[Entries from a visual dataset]
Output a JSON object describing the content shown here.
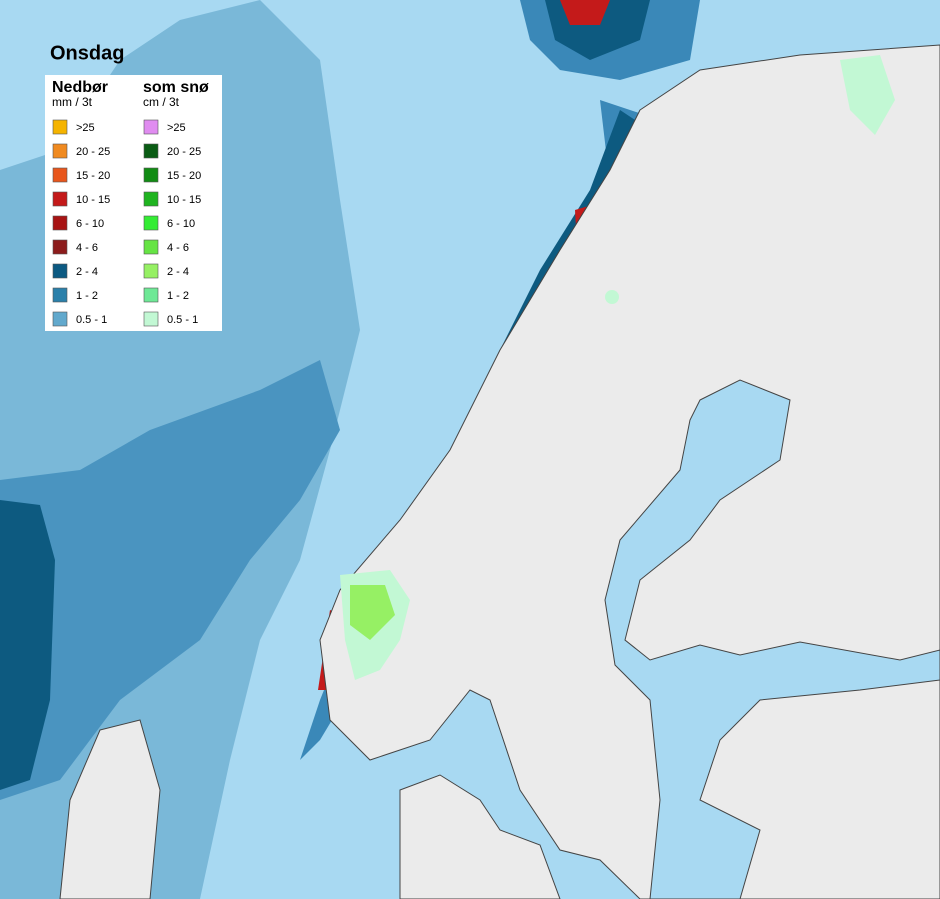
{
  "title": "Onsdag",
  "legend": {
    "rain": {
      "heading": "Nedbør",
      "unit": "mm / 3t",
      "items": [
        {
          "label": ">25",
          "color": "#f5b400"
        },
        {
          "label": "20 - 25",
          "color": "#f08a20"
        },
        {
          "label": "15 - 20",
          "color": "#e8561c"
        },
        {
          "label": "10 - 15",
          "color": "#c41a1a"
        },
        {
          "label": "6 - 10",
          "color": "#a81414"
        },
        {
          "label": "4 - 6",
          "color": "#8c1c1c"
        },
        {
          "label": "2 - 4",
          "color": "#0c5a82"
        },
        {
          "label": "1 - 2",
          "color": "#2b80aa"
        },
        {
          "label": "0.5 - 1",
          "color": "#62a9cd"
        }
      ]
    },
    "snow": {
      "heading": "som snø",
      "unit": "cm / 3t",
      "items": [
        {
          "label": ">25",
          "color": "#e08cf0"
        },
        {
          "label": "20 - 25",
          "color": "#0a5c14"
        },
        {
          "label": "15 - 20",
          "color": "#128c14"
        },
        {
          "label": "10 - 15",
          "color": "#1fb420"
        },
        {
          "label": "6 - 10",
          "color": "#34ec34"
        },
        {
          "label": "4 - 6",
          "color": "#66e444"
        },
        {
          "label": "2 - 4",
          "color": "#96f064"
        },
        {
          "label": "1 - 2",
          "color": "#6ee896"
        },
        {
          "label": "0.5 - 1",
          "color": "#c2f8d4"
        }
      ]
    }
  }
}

Short task >> Print out every entry above without changing a word, and leave out the pictures.

Exercise solution >>
Output a JSON object describing the content shown here.
{
  "title": "Onsdag",
  "legend": {
    "rain": {
      "heading": "Nedbør",
      "unit": "mm / 3t",
      "items": [
        {
          "label": ">25",
          "color": "#f5b400"
        },
        {
          "label": "20 - 25",
          "color": "#f08a20"
        },
        {
          "label": "15 - 20",
          "color": "#e8561c"
        },
        {
          "label": "10 - 15",
          "color": "#c41a1a"
        },
        {
          "label": "6 - 10",
          "color": "#a81414"
        },
        {
          "label": "4 - 6",
          "color": "#8c1c1c"
        },
        {
          "label": "2 - 4",
          "color": "#0c5a82"
        },
        {
          "label": "1 - 2",
          "color": "#2b80aa"
        },
        {
          "label": "0.5 - 1",
          "color": "#62a9cd"
        }
      ]
    },
    "snow": {
      "heading": "som snø",
      "unit": "cm / 3t",
      "items": [
        {
          "label": ">25",
          "color": "#e08cf0"
        },
        {
          "label": "20 - 25",
          "color": "#0a5c14"
        },
        {
          "label": "15 - 20",
          "color": "#128c14"
        },
        {
          "label": "10 - 15",
          "color": "#1fb420"
        },
        {
          "label": "6 - 10",
          "color": "#34ec34"
        },
        {
          "label": "4 - 6",
          "color": "#66e444"
        },
        {
          "label": "2 - 4",
          "color": "#96f064"
        },
        {
          "label": "1 - 2",
          "color": "#6ee896"
        },
        {
          "label": "0.5 - 1",
          "color": "#c2f8d4"
        }
      ]
    }
  }
}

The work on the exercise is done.